**EXERCISE TASK:**
Write out the records beneath this line exactly as they appear, minus any images.

**DATASET RECORDS:**
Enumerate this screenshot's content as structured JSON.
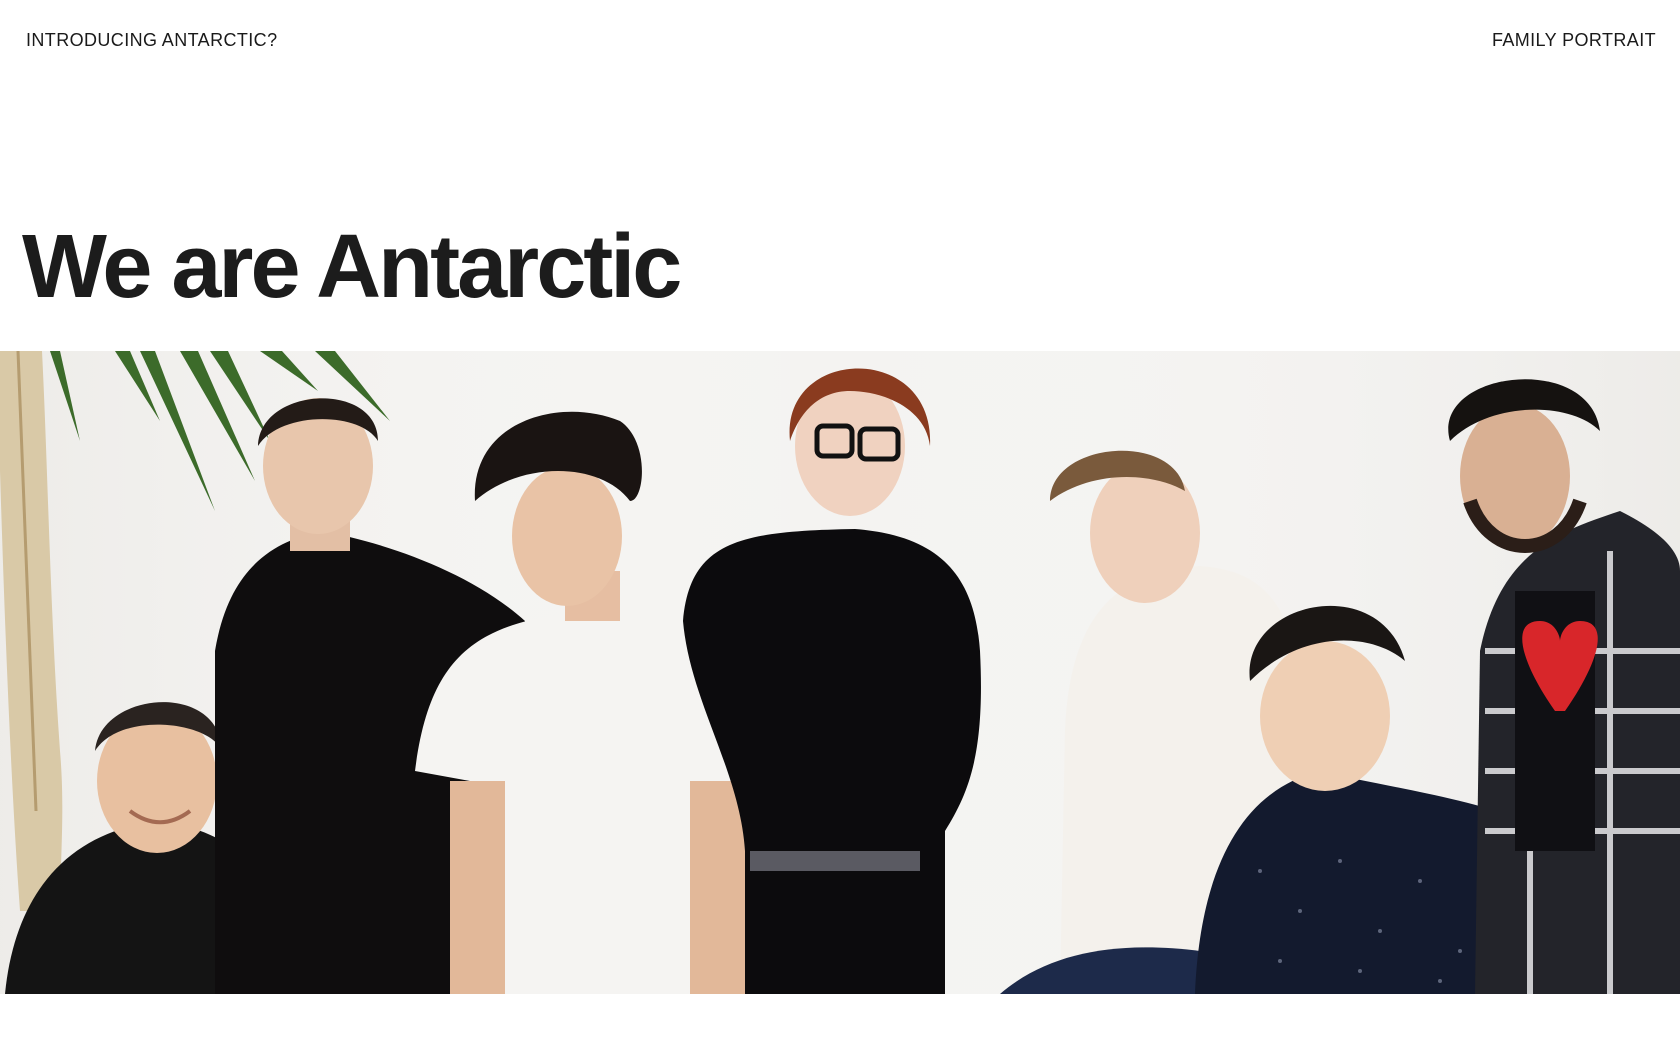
{
  "nav": {
    "left_label": "INTRODUCING ANTARCTIC?",
    "right_label": "FAMILY PORTRAIT"
  },
  "hero": {
    "headline": "We are Antarctic"
  },
  "photo": {
    "subject": "team-portrait",
    "people_count": 7
  },
  "colors": {
    "text": "#1a1a1a",
    "background": "#ffffff",
    "wall": "#f3f2f0"
  }
}
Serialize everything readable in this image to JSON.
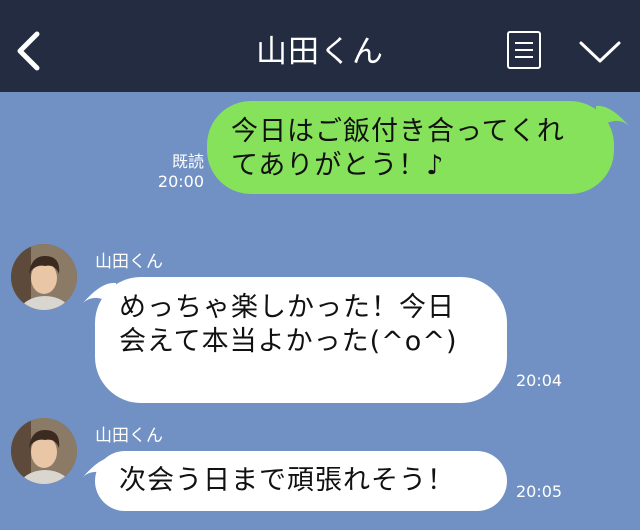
{
  "header": {
    "title": "山田くん",
    "back_icon": "chevron-left-icon",
    "menu_icon": "menu-icon",
    "collapse_icon": "chevron-down-icon"
  },
  "messages": [
    {
      "side": "me",
      "text": "今日はご飯付き合ってくれてありがとう！♪",
      "read_label": "既読",
      "time": "20:00",
      "bubble_color": "#85e25a"
    },
    {
      "side": "friend",
      "sender": "山田くん",
      "text": "めっちゃ楽しかった！今日会えて本当よかった(^o^)",
      "time": "20:04",
      "bubble_color": "#ffffff"
    },
    {
      "side": "friend",
      "sender": "山田くん",
      "text": "次会う日まで頑張れそう！",
      "time": "20:05",
      "bubble_color": "#ffffff"
    }
  ],
  "colors": {
    "background": "#7191c4",
    "header": "#232c41"
  }
}
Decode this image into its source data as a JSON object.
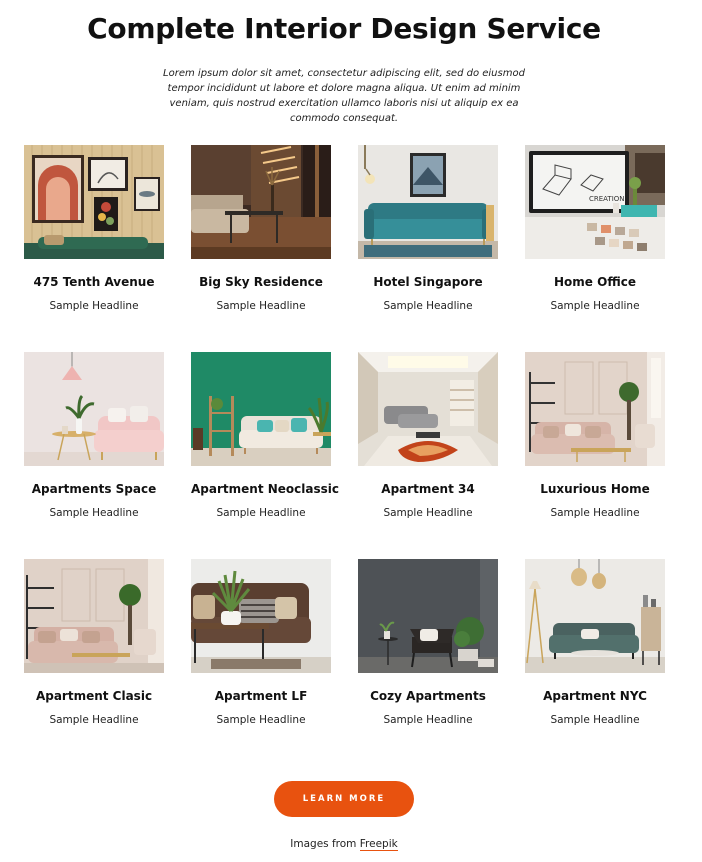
{
  "header": {
    "title": "Complete Interior Design Service",
    "intro": "Lorem ipsum dolor sit amet, consectetur adipiscing elit, sed do eiusmod tempor incididunt ut labore et dolore magna aliqua. Ut enim ad minim veniam, quis nostrud exercitation ullamco laboris nisi ut aliquip ex ea commodo consequat."
  },
  "projects": [
    {
      "title": "475 Tenth Avenue",
      "subtitle": "Sample Headline"
    },
    {
      "title": "Big Sky Residence",
      "subtitle": "Sample Headline"
    },
    {
      "title": "Hotel Singapore",
      "subtitle": "Sample Headline"
    },
    {
      "title": "Home Office",
      "subtitle": "Sample Headline"
    },
    {
      "title": "Apartments Space",
      "subtitle": "Sample Headline"
    },
    {
      "title": "Apartment Neoclassic",
      "subtitle": "Sample Headline"
    },
    {
      "title": "Apartment 34",
      "subtitle": "Sample Headline"
    },
    {
      "title": "Luxurious Home",
      "subtitle": "Sample Headline"
    },
    {
      "title": "Apartment Clasic",
      "subtitle": "Sample Headline"
    },
    {
      "title": "Apartment LF",
      "subtitle": "Sample Headline"
    },
    {
      "title": "Cozy Apartments",
      "subtitle": "Sample Headline"
    },
    {
      "title": "Apartment NYC",
      "subtitle": "Sample Headline"
    }
  ],
  "cta": {
    "label": "LEARN MORE"
  },
  "credit": {
    "prefix": "Images from ",
    "link": "Freepik"
  },
  "colors": {
    "accent": "#e8520f",
    "text": "#111111",
    "background": "#ffffff"
  }
}
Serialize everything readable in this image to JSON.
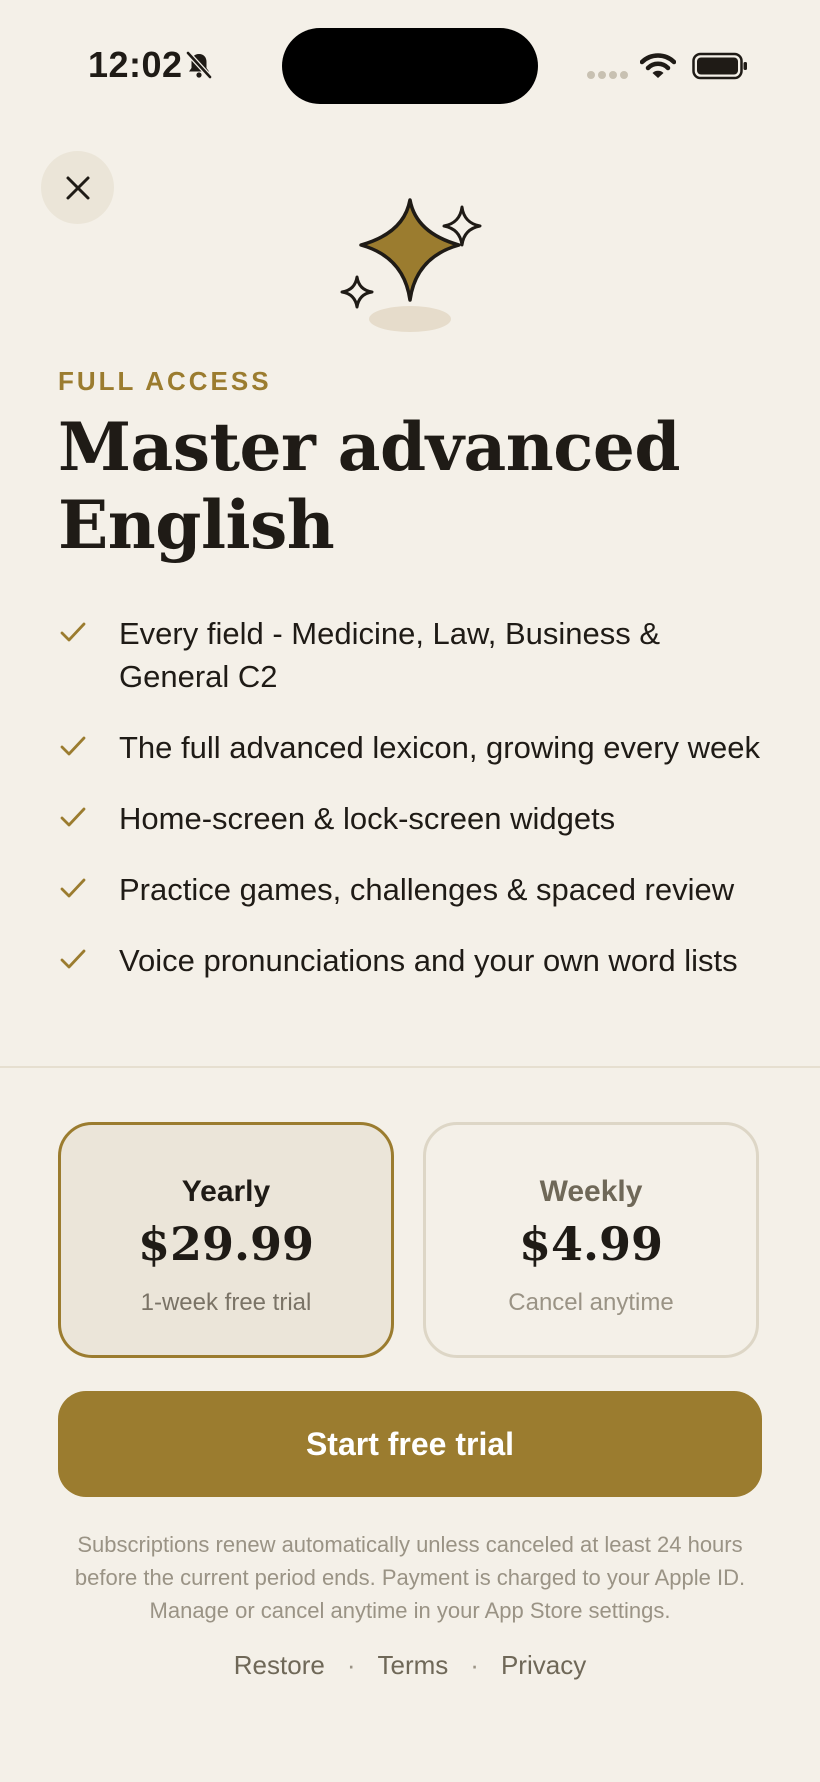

**COMPLETE RESPONSE:**
Enumerate this screenshot's content as structured JSON.
{
  "nav": {
    "left_label": "INTRODUCING ANTARCTIC?",
    "right_label": "FAMILY PORTRAIT"
  },
  "hero": {
    "headline": "We are Antarctic"
  },
  "photo": {
    "subject": "team-portrait",
    "people_count": 7
  },
  "colors": {
    "text": "#1a1a1a",
    "background": "#ffffff",
    "wall": "#f3f2f0"
  }
}
Serialize everything readable in this image to JSON.
{
  "header": {
    "title": "山田くん",
    "back_icon": "chevron-left-icon",
    "menu_icon": "menu-icon",
    "collapse_icon": "chevron-down-icon"
  },
  "messages": [
    {
      "side": "me",
      "text": "今日はご飯付き合ってくれてありがとう！♪",
      "read_label": "既読",
      "time": "20:00",
      "bubble_color": "#85e25a"
    },
    {
      "side": "friend",
      "sender": "山田くん",
      "text": "めっちゃ楽しかった！今日会えて本当よかった(^o^)",
      "time": "20:04",
      "bubble_color": "#ffffff"
    },
    {
      "side": "friend",
      "sender": "山田くん",
      "text": "次会う日まで頑張れそう！",
      "time": "20:05",
      "bubble_color": "#ffffff"
    }
  ],
  "colors": {
    "background": "#7191c4",
    "header": "#232c41"
  }
}
Decode this image into its source data as a JSON object.
{
  "header": {
    "title": "Complete Interior Design Service",
    "intro": "Lorem ipsum dolor sit amet, consectetur adipiscing elit, sed do eiusmod tempor incididunt ut labore et dolore magna aliqua. Ut enim ad minim veniam, quis nostrud exercitation ullamco laboris nisi ut aliquip ex ea commodo consequat."
  },
  "projects": [
    {
      "title": "475 Tenth Avenue",
      "subtitle": "Sample Headline"
    },
    {
      "title": "Big Sky Residence",
      "subtitle": "Sample Headline"
    },
    {
      "title": "Hotel Singapore",
      "subtitle": "Sample Headline"
    },
    {
      "title": "Home Office",
      "subtitle": "Sample Headline"
    },
    {
      "title": "Apartments Space",
      "subtitle": "Sample Headline"
    },
    {
      "title": "Apartment Neoclassic",
      "subtitle": "Sample Headline"
    },
    {
      "title": "Apartment 34",
      "subtitle": "Sample Headline"
    },
    {
      "title": "Luxurious Home",
      "subtitle": "Sample Headline"
    },
    {
      "title": "Apartment Clasic",
      "subtitle": "Sample Headline"
    },
    {
      "title": "Apartment LF",
      "subtitle": "Sample Headline"
    },
    {
      "title": "Cozy Apartments",
      "subtitle": "Sample Headline"
    },
    {
      "title": "Apartment NYC",
      "subtitle": "Sample Headline"
    }
  ],
  "cta": {
    "label": "LEARN MORE"
  },
  "credit": {
    "prefix": "Images from ",
    "link": "Freepik"
  },
  "colors": {
    "accent": "#e8520f",
    "text": "#111111",
    "background": "#ffffff"
  }
}
Serialize everything readable in this image to JSON.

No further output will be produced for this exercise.